DIRECTIVE: Make an exact copy of the records, dropping all pictures.

Extracted records

BEGIN

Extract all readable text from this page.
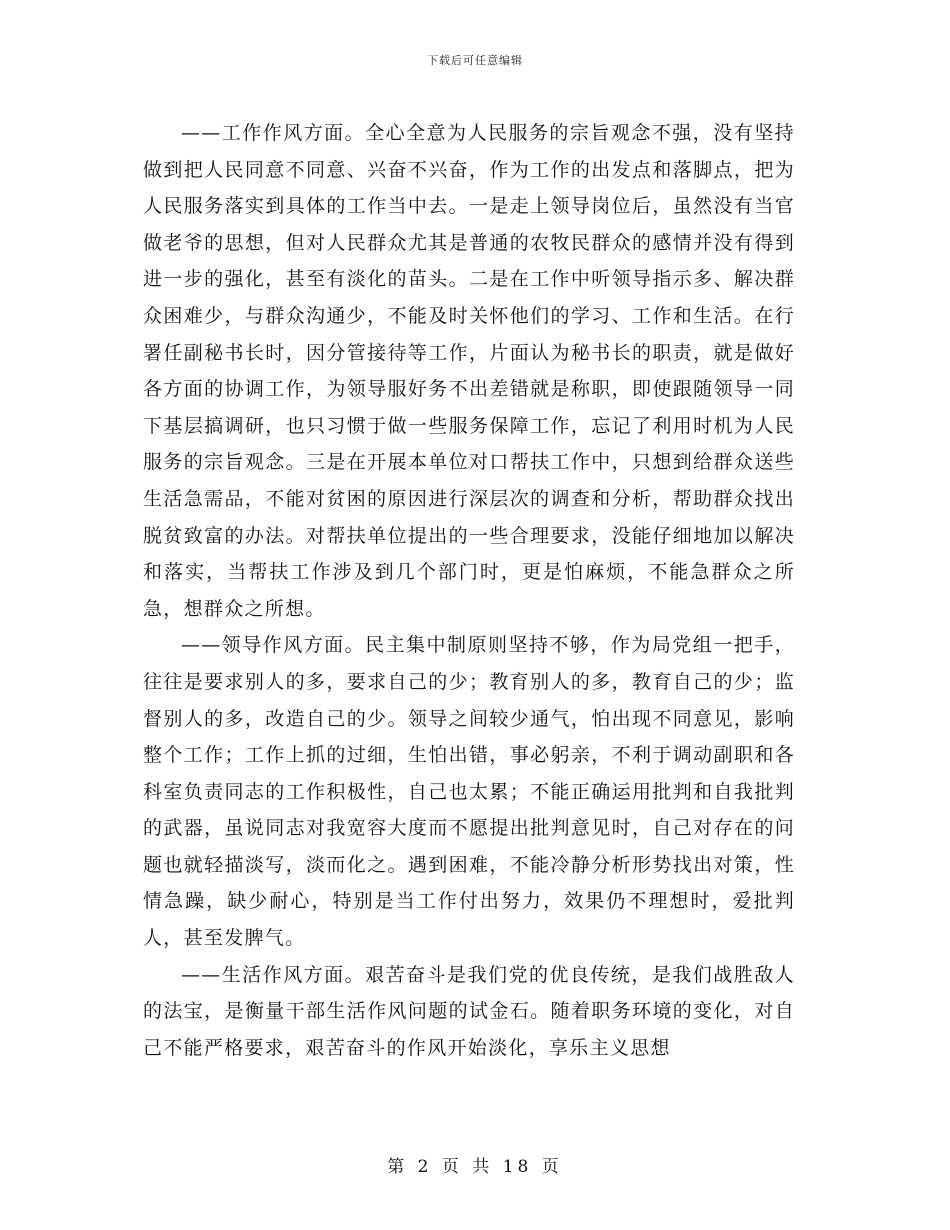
下载后可任意编辑

——工作作风方面。全心全意为人民服务的宗旨观念不强，没有坚持做到把人民同意不同意、兴奋不兴奋，作为工作的出发点和落脚点，把为人民服务落实到具体的工作当中去。一是走上领导岗位后，虽然没有当官做老爷的思想，但对人民群众尤其是普通的农牧民群众的感情并没有得到进一步的强化，甚至有淡化的苗头。二是在工作中听领导指示多、解决群众困难少，与群众沟通少，不能及时关怀他们的学习、工作和生活。在行署任副秘书长时，因分管接待等工作，片面认为秘书长的职责，就是做好各方面的协调工作，为领导服好务不出差错就是称职，即使跟随领导一同下基层搞调研，也只习惯于做一些服务保障工作，忘记了利用时机为人民服务的宗旨观念。三是在开展本单位对口帮扶工作中，只想到给群众送些生活急需品，不能对贫困的原因进行深层次的调查和分析，帮助群众找出脱贫致富的办法。对帮扶单位提出的一些合理要求，没能仔细地加以解决和落实，当帮扶工作涉及到几个部门时，更是怕麻烦，不能急群众之所急，想群众之所想。

——领导作风方面。民主集中制原则坚持不够，作为局党组一把手，往往是要求别人的多，要求自己的少；教育别人的多，教育自己的少；监督别人的多，改造自己的少。领导之间较少通气，怕出现不同意见，影响整个工作；工作上抓的过细，生怕出错，事必躬亲，不利于调动副职和各科室负责同志的工作积极性，自己也太累；不能正确运用批判和自我批判的武器，虽说同志对我宽容大度而不愿提出批判意见时，自己对存在的问题也就轻描淡写，淡而化之。遇到困难，不能冷静分析形势找出对策，性情急躁，缺少耐心，特别是当工作付出努力，效果仍不理想时，爱批判人，甚至发脾气。

——生活作风方面。艰苦奋斗是我们党的优良传统，是我们战胜敌人的法宝，是衡量干部生活作风问题的试金石。随着职务环境的变化，对自己不能严格要求，艰苦奋斗的作风开始淡化，享乐主义思想

第 2 页 共 18 页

END

TASK SOLUTION:
Extract all readable text from this page.
下载后可任意编辑

——工作作风方面。全心全意为人民服务的宗旨观念不强，没有坚持做到把人民同意不同意、兴奋不兴奋，作为工作的出发点和落脚点，把为人民服务落实到具体的工作当中去。一是走上领导岗位后，虽然没有当官做老爷的思想，但对人民群众尤其是普通的农牧民群众的感情并没有得到进一步的强化，甚至有淡化的苗头。二是在工作中听领导指示多、解决群众困难少，与群众沟通少，不能及时关怀他们的学习、工作和生活。在行署任副秘书长时，因分管接待等工作，片面认为秘书长的职责，就是做好各方面的协调工作，为领导服好务不出差错就是称职，即使跟随领导一同下基层搞调研，也只习惯于做一些服务保障工作，忘记了利用时机为人民服务的宗旨观念。三是在开展本单位对口帮扶工作中，只想到给群众送些生活急需品，不能对贫困的原因进行深层次的调查和分析，帮助群众找出脱贫致富的办法。对帮扶单位提出的一些合理要求，没能仔细地加以解决和落实，当帮扶工作涉及到几个部门时，更是怕麻烦，不能急群众之所急，想群众之所想。

——领导作风方面。民主集中制原则坚持不够，作为局党组一把手，往往是要求别人的多，要求自己的少；教育别人的多，教育自己的少；监督别人的多，改造自己的少。领导之间较少通气，怕出现不同意见，影响整个工作；工作上抓的过细，生怕出错，事必躬亲，不利于调动副职和各科室负责同志的工作积极性，自己也太累；不能正确运用批判和自我批判的武器，虽说同志对我宽容大度而不愿提出批判意见时，自己对存在的问题也就轻描淡写，淡而化之。遇到困难，不能冷静分析形势找出对策，性情急躁，缺少耐心，特别是当工作付出努力，效果仍不理想时，爱批判人，甚至发脾气。

——生活作风方面。艰苦奋斗是我们党的优良传统，是我们战胜敌人的法宝，是衡量干部生活作风问题的试金石。随着职务环境的变化，对自己不能严格要求，艰苦奋斗的作风开始淡化，享乐主义思想

第 2 页 共 18 页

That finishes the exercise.